Gather, from the data below, each line in which the word "ſcordotim" occurs.

Stored records:

__________

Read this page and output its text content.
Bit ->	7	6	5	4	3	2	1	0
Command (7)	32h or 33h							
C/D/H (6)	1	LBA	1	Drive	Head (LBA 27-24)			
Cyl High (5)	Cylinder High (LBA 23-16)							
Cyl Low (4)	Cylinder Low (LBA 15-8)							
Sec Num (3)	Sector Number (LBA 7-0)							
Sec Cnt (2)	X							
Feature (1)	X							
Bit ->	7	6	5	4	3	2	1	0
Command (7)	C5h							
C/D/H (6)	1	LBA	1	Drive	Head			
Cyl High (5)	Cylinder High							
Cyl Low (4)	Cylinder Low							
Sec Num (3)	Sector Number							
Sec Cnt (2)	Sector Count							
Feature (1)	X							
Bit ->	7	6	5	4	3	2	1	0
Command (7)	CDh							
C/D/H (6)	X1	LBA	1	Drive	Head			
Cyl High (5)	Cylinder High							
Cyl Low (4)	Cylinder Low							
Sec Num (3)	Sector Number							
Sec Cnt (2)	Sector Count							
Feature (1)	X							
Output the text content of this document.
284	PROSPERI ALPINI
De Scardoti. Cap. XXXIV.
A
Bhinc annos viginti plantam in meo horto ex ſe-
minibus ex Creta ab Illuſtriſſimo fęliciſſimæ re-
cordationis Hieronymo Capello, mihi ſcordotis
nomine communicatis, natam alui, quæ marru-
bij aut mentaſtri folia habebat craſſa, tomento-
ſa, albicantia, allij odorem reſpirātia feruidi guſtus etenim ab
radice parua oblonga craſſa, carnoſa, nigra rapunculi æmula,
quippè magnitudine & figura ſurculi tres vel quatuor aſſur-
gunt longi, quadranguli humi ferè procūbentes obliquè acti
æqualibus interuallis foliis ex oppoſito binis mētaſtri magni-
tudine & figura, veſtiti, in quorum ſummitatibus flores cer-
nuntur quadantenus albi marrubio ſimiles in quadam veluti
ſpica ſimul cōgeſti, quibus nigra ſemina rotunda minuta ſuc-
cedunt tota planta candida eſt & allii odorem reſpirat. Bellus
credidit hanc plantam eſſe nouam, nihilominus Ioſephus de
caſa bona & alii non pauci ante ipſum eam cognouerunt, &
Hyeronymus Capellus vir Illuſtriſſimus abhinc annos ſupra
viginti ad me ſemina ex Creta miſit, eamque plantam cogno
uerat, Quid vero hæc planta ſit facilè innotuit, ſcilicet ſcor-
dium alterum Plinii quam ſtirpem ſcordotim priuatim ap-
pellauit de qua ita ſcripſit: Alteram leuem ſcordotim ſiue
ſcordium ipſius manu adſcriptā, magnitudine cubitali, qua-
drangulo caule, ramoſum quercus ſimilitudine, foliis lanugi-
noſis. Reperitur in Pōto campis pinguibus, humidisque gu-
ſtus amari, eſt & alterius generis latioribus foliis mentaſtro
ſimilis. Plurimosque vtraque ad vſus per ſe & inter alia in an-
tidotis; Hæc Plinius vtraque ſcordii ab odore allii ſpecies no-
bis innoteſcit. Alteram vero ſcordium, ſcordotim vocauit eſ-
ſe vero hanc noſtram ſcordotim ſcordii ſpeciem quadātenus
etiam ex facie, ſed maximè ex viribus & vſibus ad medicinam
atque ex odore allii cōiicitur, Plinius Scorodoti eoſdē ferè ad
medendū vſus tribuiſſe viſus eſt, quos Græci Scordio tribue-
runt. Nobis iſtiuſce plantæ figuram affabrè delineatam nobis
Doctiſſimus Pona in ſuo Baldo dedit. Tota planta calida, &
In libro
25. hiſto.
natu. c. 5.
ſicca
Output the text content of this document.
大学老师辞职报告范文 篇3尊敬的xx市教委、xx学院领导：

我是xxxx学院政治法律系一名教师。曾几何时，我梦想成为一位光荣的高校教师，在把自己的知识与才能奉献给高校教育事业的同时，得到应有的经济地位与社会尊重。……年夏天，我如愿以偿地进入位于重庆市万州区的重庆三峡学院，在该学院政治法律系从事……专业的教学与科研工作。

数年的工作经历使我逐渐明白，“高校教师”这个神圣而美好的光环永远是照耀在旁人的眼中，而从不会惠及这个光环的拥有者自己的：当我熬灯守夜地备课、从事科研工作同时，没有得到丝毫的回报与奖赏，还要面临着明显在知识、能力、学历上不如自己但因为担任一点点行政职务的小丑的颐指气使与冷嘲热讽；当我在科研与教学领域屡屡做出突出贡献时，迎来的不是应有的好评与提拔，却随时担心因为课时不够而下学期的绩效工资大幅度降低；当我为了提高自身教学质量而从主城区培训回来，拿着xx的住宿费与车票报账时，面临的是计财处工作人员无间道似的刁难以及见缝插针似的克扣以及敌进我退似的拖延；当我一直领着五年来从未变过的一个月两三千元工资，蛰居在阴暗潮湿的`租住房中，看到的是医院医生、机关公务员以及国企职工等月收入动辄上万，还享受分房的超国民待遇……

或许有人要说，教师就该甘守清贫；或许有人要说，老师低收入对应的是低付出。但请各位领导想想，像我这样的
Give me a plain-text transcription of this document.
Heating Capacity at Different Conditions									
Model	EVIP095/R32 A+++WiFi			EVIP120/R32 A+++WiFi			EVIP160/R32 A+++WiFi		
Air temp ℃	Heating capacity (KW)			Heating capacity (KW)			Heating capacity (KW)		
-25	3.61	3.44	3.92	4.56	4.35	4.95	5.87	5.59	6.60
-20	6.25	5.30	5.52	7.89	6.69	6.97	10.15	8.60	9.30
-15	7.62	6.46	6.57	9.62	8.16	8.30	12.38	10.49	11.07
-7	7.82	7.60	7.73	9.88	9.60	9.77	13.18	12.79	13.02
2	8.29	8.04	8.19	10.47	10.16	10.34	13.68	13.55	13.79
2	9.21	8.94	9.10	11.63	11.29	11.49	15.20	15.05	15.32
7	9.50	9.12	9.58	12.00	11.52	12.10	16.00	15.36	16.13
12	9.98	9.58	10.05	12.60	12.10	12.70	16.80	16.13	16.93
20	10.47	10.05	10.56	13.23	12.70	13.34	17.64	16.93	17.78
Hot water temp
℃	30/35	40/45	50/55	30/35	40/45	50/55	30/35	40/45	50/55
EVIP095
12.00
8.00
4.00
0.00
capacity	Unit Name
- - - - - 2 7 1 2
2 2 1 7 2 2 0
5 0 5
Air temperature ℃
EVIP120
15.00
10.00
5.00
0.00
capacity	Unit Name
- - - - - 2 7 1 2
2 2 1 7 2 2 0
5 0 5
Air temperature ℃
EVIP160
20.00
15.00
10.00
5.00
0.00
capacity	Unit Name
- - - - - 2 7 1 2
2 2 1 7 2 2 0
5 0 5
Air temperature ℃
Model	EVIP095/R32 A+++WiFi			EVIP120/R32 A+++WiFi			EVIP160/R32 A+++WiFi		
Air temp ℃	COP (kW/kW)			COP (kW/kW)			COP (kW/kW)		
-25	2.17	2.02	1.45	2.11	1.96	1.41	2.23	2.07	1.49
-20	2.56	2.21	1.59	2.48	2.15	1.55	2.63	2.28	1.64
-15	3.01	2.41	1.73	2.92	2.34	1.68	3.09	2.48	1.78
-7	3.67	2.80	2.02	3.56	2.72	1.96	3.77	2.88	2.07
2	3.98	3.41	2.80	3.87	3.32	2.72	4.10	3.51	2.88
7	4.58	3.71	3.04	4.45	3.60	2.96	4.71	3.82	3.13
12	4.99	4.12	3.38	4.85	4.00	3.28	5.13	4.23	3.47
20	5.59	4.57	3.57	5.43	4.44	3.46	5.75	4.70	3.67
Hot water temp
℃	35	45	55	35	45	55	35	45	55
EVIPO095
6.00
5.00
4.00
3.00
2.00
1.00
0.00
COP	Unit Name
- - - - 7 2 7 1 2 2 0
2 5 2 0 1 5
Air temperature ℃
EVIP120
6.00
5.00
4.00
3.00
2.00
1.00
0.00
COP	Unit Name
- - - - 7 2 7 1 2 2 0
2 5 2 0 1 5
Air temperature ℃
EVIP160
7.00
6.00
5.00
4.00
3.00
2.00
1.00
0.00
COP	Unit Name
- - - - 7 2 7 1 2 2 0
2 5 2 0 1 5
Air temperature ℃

__________

Full response:
dium alterum Plinii quam ſtirpem ſcordotim priuatim ap-
pellauit de qua ita ſcripſit: Alteram leuem ſcordotim ſiue
bis innoteſcit. Alteram vero ſcordium, ſcordotim vocauit eſ-
ſe vero hanc noſtram ſcordotim ſcordii ſpeciem quadātenus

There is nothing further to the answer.